### INSTRUCTIONS FOR THE TASK
Locate every line in the material below that has the word "which". Copy each of those lines.

### DATA FOR PROCESSING
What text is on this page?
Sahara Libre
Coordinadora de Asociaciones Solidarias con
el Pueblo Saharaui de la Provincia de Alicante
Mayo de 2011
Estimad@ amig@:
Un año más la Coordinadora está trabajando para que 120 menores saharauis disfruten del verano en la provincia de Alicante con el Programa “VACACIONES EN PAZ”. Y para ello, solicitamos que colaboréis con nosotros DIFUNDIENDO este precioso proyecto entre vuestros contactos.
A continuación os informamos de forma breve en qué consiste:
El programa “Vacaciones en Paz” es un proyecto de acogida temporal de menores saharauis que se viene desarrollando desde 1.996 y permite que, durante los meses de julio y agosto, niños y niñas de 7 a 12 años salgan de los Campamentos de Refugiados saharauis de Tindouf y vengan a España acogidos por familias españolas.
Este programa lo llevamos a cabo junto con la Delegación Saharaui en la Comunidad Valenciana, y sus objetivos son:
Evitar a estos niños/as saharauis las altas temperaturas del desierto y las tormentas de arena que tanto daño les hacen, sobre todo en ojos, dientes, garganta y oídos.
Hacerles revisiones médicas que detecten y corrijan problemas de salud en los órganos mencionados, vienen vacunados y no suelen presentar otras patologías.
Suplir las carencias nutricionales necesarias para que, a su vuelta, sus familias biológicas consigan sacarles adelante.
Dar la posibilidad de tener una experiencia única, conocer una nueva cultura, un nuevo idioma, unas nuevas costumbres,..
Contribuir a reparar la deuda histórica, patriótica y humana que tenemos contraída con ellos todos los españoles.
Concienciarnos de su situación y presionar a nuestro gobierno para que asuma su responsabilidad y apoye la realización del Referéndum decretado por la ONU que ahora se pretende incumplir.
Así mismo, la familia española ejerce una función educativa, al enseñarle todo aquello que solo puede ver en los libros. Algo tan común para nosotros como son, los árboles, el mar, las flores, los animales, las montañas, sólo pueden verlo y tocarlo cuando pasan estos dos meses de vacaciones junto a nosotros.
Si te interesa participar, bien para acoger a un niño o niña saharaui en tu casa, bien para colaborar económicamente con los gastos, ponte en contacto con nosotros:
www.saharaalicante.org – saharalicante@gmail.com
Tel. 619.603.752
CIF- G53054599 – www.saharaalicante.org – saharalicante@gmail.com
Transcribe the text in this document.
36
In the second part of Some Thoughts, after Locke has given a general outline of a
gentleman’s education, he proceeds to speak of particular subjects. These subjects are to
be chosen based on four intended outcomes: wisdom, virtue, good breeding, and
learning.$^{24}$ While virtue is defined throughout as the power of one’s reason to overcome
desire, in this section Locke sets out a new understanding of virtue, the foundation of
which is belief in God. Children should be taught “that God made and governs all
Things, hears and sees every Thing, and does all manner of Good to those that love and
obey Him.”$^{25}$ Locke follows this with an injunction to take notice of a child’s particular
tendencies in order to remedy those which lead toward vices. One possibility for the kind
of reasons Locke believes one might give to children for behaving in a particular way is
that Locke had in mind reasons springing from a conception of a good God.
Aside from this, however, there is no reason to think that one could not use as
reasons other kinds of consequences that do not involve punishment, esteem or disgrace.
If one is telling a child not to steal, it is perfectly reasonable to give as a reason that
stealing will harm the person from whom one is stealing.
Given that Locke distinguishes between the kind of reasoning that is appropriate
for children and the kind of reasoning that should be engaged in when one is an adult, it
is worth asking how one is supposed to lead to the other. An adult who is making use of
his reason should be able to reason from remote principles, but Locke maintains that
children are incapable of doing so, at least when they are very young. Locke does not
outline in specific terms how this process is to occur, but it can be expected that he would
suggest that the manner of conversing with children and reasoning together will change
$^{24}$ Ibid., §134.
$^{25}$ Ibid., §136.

### REPLY TO THE TASK
which is belief in God. Children should be taught “that God made and governs all
tendencies in order to remedy those which lead toward vices. One possibility for the kind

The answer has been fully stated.